Extracted records
○ ○ ○ ○
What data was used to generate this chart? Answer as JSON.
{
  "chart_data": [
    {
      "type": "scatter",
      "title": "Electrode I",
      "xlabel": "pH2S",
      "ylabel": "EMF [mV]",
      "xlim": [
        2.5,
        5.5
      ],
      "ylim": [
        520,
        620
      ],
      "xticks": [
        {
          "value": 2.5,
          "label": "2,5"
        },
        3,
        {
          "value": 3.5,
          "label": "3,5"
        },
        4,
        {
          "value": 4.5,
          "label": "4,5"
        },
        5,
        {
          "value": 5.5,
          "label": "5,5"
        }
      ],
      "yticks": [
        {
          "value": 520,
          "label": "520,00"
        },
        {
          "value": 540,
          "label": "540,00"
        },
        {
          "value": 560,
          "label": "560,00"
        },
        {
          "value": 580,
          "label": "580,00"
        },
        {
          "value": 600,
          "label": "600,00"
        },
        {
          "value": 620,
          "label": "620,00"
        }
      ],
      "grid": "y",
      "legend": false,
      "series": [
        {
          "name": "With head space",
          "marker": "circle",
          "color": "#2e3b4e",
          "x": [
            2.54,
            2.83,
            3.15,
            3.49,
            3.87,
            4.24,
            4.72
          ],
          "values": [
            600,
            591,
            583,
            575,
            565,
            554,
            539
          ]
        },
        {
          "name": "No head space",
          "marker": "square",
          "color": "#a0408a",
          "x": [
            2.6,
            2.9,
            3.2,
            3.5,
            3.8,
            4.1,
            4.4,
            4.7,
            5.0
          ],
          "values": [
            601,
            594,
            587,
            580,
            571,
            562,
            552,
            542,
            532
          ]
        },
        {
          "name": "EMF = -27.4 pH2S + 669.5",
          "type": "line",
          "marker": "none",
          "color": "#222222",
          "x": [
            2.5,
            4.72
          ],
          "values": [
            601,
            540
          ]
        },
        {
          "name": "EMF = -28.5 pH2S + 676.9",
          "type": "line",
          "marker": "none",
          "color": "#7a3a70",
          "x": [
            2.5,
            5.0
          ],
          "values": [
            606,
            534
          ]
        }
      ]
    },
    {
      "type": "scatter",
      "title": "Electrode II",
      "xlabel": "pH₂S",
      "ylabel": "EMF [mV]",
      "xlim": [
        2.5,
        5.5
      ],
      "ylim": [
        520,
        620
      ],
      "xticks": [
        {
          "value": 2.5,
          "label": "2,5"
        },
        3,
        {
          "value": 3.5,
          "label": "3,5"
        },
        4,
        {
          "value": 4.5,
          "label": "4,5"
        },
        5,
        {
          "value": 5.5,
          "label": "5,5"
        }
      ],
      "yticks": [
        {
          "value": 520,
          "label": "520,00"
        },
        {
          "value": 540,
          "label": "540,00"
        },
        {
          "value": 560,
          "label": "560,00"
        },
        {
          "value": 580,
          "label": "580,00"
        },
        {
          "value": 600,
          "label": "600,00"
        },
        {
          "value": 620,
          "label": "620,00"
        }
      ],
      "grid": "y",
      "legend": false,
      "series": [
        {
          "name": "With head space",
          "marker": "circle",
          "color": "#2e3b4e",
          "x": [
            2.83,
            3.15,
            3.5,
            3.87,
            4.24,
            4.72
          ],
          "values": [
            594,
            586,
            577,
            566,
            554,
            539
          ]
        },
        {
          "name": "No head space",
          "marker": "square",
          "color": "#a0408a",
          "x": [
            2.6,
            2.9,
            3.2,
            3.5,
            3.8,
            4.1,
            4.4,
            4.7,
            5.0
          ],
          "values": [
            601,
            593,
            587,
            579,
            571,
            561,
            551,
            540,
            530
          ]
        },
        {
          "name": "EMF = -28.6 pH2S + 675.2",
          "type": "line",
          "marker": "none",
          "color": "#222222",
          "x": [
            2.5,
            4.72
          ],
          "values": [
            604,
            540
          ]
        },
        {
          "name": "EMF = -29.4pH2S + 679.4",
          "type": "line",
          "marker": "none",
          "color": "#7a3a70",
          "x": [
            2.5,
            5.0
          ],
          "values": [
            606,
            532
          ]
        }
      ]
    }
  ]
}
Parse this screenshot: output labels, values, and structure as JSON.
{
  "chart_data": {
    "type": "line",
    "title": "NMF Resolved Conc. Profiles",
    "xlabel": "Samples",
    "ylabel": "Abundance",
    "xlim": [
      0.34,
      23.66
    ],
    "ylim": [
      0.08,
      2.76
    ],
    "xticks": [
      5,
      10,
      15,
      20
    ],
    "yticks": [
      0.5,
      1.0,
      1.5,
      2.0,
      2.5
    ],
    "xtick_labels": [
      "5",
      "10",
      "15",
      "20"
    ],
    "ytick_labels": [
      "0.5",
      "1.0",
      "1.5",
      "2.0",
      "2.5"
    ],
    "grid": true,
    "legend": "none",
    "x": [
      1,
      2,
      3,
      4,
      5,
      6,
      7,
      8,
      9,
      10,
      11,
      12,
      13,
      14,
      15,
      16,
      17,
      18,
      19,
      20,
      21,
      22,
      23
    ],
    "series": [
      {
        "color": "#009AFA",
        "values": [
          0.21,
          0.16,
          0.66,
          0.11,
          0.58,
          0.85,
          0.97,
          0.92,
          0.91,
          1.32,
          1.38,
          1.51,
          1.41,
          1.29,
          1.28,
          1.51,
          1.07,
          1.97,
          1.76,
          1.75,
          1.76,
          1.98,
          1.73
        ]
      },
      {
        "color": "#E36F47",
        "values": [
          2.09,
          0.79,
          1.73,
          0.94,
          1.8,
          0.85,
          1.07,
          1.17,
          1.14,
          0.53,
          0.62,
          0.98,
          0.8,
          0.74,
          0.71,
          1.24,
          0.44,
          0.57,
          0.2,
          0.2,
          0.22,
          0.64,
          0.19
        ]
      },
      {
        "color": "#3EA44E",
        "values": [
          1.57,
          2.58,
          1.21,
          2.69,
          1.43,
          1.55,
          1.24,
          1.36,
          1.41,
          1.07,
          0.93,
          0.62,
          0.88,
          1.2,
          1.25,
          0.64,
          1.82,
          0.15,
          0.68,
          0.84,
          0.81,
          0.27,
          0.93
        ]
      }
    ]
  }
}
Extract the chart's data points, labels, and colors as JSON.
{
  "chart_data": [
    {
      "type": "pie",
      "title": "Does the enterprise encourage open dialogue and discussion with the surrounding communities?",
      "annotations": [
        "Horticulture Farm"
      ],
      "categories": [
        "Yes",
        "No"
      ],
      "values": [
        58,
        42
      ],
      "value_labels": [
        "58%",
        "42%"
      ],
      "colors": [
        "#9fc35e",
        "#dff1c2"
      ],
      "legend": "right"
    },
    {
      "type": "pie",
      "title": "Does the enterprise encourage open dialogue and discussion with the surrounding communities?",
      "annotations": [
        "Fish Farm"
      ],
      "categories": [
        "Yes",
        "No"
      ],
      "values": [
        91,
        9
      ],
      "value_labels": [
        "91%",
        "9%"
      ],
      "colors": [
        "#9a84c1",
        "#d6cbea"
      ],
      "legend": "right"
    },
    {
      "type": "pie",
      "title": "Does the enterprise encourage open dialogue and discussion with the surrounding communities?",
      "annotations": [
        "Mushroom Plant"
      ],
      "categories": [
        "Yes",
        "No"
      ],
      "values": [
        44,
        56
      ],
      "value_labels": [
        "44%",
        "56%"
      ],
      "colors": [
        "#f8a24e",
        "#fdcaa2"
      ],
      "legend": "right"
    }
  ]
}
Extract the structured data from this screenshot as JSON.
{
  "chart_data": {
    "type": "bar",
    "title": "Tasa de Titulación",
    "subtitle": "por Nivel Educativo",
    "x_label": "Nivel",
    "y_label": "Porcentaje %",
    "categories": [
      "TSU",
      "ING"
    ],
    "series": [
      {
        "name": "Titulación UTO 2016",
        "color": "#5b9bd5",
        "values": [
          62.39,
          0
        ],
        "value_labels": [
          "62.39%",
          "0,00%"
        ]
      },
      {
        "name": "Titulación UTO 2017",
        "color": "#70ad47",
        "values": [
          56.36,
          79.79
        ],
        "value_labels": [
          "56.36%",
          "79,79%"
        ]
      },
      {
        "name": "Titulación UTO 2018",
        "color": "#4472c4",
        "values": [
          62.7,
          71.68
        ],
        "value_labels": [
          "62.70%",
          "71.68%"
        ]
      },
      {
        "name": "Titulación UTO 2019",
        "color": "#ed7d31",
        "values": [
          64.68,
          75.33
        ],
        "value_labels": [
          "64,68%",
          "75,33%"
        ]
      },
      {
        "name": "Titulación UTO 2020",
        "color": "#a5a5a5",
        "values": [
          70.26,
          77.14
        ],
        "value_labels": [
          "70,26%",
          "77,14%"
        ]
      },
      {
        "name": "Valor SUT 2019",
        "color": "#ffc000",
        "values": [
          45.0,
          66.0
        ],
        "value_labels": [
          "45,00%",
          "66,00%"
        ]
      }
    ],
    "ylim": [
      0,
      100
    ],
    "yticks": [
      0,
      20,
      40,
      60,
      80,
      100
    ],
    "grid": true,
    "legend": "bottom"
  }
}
○ ○ ○ ○
[EXERCISE INSTRUCTIONS] Count the lines above that contain the word "JSON", and reply with only that number.

[ANSWER TO THIS PROBLEM] 4